▸ TASK REQUIREMENTS
[A] In the text about the Dutchman's Curve train wreck, at what time did engineer David Kennedy leave Nashville with No. 1?
[B] Using the text about the Dutchman's Curve train wreck, explain why the engineers had trouble seeing ahead as they came into Dutchman's Curve.
[C] Carry on the account of the Dutchman's Curve train wreck, starting after its last sentence.

EXTRACTED TEXT: Begin

Day of Death in Dutchman’s Curve

One hundred years ago this month, engineer William Lloyd was making up for lost time early on the morning of July 9, 1918. Train No. 4 on the Nashville, Chattanooga and St. Louis railway line had left Memphis about a half-hour late. This was scheduled to be his last day before retiring.

At 7:10 a.m. engineer David Kennedy left Nashville bound for Memphis with No. 1, also behind time.

Double tracks allowed trains headed in opposite directions to pass each other safely, but a few miles west of Nashville at Shops Junction the tracks merged into a single line. Kennedy’s train was to wait until No. 4 was on the double tracks before continuing, but another train had passed by and perhaps he thought it was No. 4. New safety procedures required an engineman and a conductor to visually examine the track record at the tower at Shops Junction but that wasn’t done—perhaps the regulations were so new that Kennedy forgot about them—and the tower gave the “tracks clear” signal.

About five miles farther on, a slight grade, lots of curves and the White Bridge above the tracks all combined to obscure vision. Both trains entered Dutchman’s Curve about 7:20 a.m. doing 50–60 miles per hour, and the 80-ton locomotives slammed into each other head-on.

A description in The Nashville Globe, an African American newspaper, described what happened: “Both engines reared and fell on either side of the track, unrecognizable masses of twisted iron and steel, while the fearful impact of the blow drove the express car of the northbound train through the flimsy wooden coaches loaded with human freight, telescoped the smoking car in front and piling high in the air the two cars behind it.”

A description by Dain L. Schult, Nashville, Chattanooga & St. Louis “The Dixie Line” (excerpted on the NC&StL Preservation Society website),  says Kennedy’s engine was totally demolished as it tore through the baggage car of No. 4. “The first 3 wooden passenger cars of #1 were tossed off the track in willy-nilly fashion but surprisingly the last two wooden cars and the two Pullmans stayed on track.

“#4’s first 5 cars were strewn all over the place off the track but amazingly the last 3 cars didn’t derail and were only slightly damaged.”

The flimsy, antiquated wooden cars at the front of No. 4 contained African American workers on their way to the new DuPont munitions factory at Old Hickory east of Nashville. Caught between the locomotives and the steel Pullman cars behind, where the white passengers rode, the cars splintered and caught fire.

EXTRACTED TEXT: End
SOURCE DATA: Begin

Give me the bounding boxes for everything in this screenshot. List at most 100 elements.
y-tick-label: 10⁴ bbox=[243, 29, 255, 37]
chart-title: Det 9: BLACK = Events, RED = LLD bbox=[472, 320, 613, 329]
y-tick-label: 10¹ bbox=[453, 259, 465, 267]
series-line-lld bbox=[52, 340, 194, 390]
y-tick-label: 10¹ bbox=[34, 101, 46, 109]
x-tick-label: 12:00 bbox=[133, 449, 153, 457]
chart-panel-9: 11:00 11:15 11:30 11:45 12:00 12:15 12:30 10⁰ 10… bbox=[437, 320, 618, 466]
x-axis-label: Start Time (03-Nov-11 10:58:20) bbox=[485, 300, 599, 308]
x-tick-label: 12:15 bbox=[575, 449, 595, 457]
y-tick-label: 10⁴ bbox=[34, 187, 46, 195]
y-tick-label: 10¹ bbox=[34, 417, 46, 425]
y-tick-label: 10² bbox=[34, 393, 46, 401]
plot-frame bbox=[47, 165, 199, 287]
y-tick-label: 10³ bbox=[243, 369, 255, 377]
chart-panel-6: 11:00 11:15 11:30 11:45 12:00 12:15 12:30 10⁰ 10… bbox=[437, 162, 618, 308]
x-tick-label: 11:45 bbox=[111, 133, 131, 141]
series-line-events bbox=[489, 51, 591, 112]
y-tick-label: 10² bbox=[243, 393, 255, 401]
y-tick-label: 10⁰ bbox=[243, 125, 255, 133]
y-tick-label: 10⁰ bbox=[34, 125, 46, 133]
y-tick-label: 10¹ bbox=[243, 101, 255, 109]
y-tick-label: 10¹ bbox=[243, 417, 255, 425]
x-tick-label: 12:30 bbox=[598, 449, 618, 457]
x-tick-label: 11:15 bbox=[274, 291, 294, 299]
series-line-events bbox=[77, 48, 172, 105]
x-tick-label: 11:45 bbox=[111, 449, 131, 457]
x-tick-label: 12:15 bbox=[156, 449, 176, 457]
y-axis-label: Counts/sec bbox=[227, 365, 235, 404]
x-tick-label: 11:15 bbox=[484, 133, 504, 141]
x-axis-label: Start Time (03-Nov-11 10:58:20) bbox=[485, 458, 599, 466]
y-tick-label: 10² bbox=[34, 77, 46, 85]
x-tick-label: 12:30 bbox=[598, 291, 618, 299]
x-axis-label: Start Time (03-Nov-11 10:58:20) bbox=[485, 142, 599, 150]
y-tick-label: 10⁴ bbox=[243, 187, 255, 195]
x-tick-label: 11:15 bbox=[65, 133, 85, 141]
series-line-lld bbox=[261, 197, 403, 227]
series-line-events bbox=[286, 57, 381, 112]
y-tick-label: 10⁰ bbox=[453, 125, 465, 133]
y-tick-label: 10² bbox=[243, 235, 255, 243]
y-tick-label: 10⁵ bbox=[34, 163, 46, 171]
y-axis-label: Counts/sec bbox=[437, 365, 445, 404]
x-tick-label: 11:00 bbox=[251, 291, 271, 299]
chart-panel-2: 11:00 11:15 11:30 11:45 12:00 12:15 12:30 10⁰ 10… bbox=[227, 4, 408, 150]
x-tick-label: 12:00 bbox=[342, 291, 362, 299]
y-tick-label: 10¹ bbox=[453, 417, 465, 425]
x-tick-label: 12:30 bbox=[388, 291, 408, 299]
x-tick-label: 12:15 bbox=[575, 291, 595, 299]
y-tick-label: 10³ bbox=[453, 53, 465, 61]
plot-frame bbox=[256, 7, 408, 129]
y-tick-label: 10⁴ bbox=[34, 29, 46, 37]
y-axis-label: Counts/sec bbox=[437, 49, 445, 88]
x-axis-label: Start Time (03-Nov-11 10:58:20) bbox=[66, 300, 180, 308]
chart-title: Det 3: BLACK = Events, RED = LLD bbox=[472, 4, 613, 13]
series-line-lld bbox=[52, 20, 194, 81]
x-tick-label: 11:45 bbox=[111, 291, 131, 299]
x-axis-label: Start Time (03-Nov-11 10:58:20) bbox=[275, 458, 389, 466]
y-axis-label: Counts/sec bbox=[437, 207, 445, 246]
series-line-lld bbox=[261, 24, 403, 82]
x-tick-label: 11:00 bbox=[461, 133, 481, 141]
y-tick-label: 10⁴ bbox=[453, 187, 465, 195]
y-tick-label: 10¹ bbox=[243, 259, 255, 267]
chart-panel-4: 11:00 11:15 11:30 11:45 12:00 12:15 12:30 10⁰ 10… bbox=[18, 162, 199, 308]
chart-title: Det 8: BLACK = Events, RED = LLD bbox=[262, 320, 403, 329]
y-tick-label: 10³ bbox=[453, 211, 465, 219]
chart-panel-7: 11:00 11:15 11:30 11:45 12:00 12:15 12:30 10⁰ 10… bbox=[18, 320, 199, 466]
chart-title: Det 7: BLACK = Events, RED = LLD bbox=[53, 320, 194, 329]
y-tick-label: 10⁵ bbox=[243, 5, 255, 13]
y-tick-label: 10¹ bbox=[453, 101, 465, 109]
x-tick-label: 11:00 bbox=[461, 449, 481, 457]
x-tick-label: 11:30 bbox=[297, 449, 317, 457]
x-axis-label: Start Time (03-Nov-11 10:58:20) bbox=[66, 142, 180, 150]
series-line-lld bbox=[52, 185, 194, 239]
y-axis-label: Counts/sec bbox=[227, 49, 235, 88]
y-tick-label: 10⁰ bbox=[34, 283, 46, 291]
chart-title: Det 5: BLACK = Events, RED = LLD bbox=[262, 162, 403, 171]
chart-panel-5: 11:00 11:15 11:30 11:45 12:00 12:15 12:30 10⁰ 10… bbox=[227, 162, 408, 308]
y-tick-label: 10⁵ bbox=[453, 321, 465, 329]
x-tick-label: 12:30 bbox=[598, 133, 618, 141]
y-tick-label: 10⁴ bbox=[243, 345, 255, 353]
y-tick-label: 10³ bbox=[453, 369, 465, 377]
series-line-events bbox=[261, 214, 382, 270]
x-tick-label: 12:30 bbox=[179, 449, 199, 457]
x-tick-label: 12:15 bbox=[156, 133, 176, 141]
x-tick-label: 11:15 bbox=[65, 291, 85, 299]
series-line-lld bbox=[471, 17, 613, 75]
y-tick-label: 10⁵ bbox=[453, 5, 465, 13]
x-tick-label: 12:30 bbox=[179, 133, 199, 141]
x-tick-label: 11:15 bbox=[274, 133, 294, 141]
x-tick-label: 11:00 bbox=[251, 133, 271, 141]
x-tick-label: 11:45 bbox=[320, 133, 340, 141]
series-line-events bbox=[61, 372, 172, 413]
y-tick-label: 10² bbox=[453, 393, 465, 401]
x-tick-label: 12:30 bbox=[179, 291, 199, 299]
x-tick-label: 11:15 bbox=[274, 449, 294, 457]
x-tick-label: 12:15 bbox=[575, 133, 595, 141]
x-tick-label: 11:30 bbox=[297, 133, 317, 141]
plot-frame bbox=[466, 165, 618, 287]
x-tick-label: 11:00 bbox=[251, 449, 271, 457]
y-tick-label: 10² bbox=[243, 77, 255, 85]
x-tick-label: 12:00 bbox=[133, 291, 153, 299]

SOURCE DATA: End

▸ OUTPUTS BY TASK
[A] He left Nashville at 7:10 a.m.

[B] About five miles past Shops Junction, a slight grade, many curves and the White Bridge above the tracks all came together to block the view. Both trains entered the curve at 50–60 miles per hour.

[C]
Injured and dying passengers lay strewn among the debris in the cornfields lining the tracks. The dismembered nature of many bodies prevented an accurate count. The generally accepted number is 101 dead, 171 injured, but the death toll may have been as high as 121. Either way, it is the highest fatality count from a railroad accident since records began in 1876. (The Malbone Street crash of an underground rapid transit train in Brooklyn just months later, November 1, 1918, killed around 100 as well).

The black workers on their way to DuPont accounted for 60–90 of the dead. The Globe wrote, “The color line was forgotten (in the aftermath) and the whites rushed to the aid of the brother in black, offering any and every assistance in their hour of trouble.” Some 40,000–50,000 people came to view the wreckage.

Many victims were Catholic. Father Dennis J. Murphy, vicar general of the diocese, was among the survivors on the inbound train and gave Last Rites to many of the victims, according to an account on the Nashville Diocese site.

In a bizarre twist, survivors included a brakeman named Corbitt who was taken to the morgue, but when someone saw him move he was rushed to a hospital where one or both legs were amputated. He was still able to leap from a 1951 train wreck, saving his life again, Schult wrote.

Another survivor, Pullman conductor Edward S. Kerrigan, lived through 12 other train wrecks with only moderate injuries, according to an April 30, 1944, article in Nashville’s The Tennessean, on the occasion of his retirement from his railroad career. Four years later he died after a 10-week illness, The Tennessean reported on August 22, 1948.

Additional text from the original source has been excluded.